**What to work on**
Reproduce all of the data below word for word, keeping every line in its original order.

Element position data
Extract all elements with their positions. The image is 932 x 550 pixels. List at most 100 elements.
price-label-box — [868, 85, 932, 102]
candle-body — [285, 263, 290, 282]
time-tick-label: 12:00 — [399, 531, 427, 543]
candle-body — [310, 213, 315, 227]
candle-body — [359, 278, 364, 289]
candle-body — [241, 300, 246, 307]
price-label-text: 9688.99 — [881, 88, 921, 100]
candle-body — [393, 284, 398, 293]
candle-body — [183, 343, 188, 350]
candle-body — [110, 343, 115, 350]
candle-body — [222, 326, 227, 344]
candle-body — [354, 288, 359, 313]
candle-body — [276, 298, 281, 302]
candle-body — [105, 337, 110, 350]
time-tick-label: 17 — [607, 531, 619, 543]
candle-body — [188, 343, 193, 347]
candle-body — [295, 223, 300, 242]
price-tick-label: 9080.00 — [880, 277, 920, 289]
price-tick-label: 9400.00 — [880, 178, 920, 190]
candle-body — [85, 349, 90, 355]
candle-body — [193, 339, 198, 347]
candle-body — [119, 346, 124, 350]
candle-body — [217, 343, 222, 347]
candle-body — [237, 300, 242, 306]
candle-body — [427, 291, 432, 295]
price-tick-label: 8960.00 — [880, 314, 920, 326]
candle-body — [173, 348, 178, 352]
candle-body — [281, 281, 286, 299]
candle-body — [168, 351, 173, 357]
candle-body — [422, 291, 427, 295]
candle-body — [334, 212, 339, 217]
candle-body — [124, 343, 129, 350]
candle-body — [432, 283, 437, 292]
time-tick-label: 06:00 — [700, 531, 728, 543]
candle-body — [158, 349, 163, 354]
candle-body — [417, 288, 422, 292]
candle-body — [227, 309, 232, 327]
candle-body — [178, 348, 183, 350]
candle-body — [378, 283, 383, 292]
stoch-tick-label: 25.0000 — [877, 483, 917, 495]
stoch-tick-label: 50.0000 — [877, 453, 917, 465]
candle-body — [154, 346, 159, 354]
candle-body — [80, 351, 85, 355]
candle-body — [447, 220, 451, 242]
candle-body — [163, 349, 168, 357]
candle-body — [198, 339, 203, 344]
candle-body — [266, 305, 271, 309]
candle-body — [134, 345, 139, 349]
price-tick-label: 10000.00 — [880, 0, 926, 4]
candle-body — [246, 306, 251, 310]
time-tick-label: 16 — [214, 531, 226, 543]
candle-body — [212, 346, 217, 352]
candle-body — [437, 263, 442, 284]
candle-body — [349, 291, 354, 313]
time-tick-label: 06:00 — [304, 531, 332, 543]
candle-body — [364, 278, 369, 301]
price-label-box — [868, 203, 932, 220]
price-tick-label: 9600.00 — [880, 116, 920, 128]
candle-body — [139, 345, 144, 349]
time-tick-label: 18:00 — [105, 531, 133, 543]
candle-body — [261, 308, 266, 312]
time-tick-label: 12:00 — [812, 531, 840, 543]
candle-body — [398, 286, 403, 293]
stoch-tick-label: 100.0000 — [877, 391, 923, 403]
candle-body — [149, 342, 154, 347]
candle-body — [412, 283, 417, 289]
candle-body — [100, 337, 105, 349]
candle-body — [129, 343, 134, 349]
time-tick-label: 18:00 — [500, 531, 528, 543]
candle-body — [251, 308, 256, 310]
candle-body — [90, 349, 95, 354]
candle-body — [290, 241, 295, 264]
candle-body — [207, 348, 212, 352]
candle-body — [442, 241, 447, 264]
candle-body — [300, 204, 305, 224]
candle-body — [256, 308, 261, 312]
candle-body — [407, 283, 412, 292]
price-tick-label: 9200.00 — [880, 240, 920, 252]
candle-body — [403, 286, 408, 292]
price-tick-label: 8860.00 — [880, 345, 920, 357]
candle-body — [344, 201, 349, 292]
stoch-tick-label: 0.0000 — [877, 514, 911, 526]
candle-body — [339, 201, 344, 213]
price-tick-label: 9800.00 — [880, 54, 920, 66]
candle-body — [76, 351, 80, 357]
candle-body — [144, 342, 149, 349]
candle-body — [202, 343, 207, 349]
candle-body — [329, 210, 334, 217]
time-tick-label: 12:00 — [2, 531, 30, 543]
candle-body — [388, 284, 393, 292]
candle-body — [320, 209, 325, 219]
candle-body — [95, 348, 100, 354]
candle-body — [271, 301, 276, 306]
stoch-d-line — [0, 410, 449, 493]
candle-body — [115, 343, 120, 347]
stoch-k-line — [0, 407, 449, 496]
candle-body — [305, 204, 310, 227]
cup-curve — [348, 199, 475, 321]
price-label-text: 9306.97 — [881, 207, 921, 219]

**Completed task**
Extract all elements with their positions. The image is 932 x 550 pixels. List at most 100 elements.
price-label-box — [868, 85, 932, 102]
candle-body — [285, 263, 290, 282]
time-tick-label: 12:00 — [399, 531, 427, 543]
candle-body — [310, 213, 315, 227]
candle-body — [359, 278, 364, 289]
candle-body — [241, 300, 246, 307]
price-label-text: 9688.99 — [881, 88, 921, 100]
candle-body — [393, 284, 398, 293]
candle-body — [183, 343, 188, 350]
candle-body — [110, 343, 115, 350]
candle-body — [222, 326, 227, 344]
candle-body — [354, 288, 359, 313]
candle-body — [276, 298, 281, 302]
candle-body — [105, 337, 110, 350]
time-tick-label: 17 — [607, 531, 619, 543]
candle-body — [188, 343, 193, 347]
candle-body — [295, 223, 300, 242]
price-tick-label: 9080.00 — [880, 277, 920, 289]
price-tick-label: 9400.00 — [880, 178, 920, 190]
candle-body — [85, 349, 90, 355]
candle-body — [193, 339, 198, 347]
candle-body — [119, 346, 124, 350]
candle-body — [217, 343, 222, 347]
candle-body — [237, 300, 242, 306]
candle-body — [427, 291, 432, 295]
price-tick-label: 8960.00 — [880, 314, 920, 326]
candle-body — [173, 348, 178, 352]
candle-body — [281, 281, 286, 299]
candle-body — [168, 351, 173, 357]
candle-body — [422, 291, 427, 295]
candle-body — [334, 212, 339, 217]
candle-body — [124, 343, 129, 350]
candle-body — [432, 283, 437, 292]
time-tick-label: 06:00 — [700, 531, 728, 543]
candle-body — [158, 349, 163, 354]
candle-body — [417, 288, 422, 292]
candle-body — [227, 309, 232, 327]
candle-body — [178, 348, 183, 350]
candle-body — [378, 283, 383, 292]
stoch-tick-label: 25.0000 — [877, 483, 917, 495]
stoch-tick-label: 50.0000 — [877, 453, 917, 465]
candle-body — [154, 346, 159, 354]
candle-body — [80, 351, 85, 355]
candle-body — [447, 220, 451, 242]
candle-body — [163, 349, 168, 357]
candle-body — [198, 339, 203, 344]
candle-body — [266, 305, 271, 309]
candle-body — [134, 345, 139, 349]
price-tick-label: 10000.00 — [880, 0, 926, 4]
candle-body — [246, 306, 251, 310]
time-tick-label: 16 — [214, 531, 226, 543]
candle-body — [212, 346, 217, 352]
candle-body — [437, 263, 442, 284]
candle-body — [349, 291, 354, 313]
time-tick-label: 06:00 — [304, 531, 332, 543]
candle-body — [364, 278, 369, 301]
price-label-box — [868, 203, 932, 220]
price-tick-label: 9600.00 — [880, 116, 920, 128]
candle-body — [139, 345, 144, 349]
time-tick-label: 18:00 — [105, 531, 133, 543]
candle-body — [261, 308, 266, 312]
time-tick-label: 12:00 — [812, 531, 840, 543]
candle-body — [398, 286, 403, 293]
stoch-tick-label: 100.0000 — [877, 391, 923, 403]
candle-body — [149, 342, 154, 347]
candle-body — [412, 283, 417, 289]
candle-body — [100, 337, 105, 349]
candle-body — [129, 343, 134, 349]
time-tick-label: 18:00 — [500, 531, 528, 543]
candle-body — [251, 308, 256, 310]
candle-body — [90, 349, 95, 354]
candle-body — [290, 241, 295, 264]
candle-body — [207, 348, 212, 352]
candle-body — [442, 241, 447, 264]
candle-body — [300, 204, 305, 224]
candle-body — [256, 308, 261, 312]
candle-body — [407, 283, 412, 292]
price-tick-label: 9200.00 — [880, 240, 920, 252]
candle-body — [403, 286, 408, 292]
price-tick-label: 8860.00 — [880, 345, 920, 357]
candle-body — [344, 201, 349, 292]
stoch-tick-label: 0.0000 — [877, 514, 911, 526]
candle-body — [339, 201, 344, 213]
price-tick-label: 9800.00 — [880, 54, 920, 66]
candle-body — [76, 351, 80, 357]
candle-body — [144, 342, 149, 349]
candle-body — [202, 343, 207, 349]
candle-body — [329, 210, 334, 217]
time-tick-label: 12:00 — [2, 531, 30, 543]
candle-body — [388, 284, 393, 292]
candle-body — [320, 209, 325, 219]
candle-body — [95, 348, 100, 354]
candle-body — [271, 301, 276, 306]
stoch-d-line — [0, 410, 449, 493]
candle-body — [115, 343, 120, 347]
stoch-k-line — [0, 407, 449, 496]
candle-body — [305, 204, 310, 227]
cup-curve — [348, 199, 475, 321]
price-label-text: 9306.97 — [881, 207, 921, 219]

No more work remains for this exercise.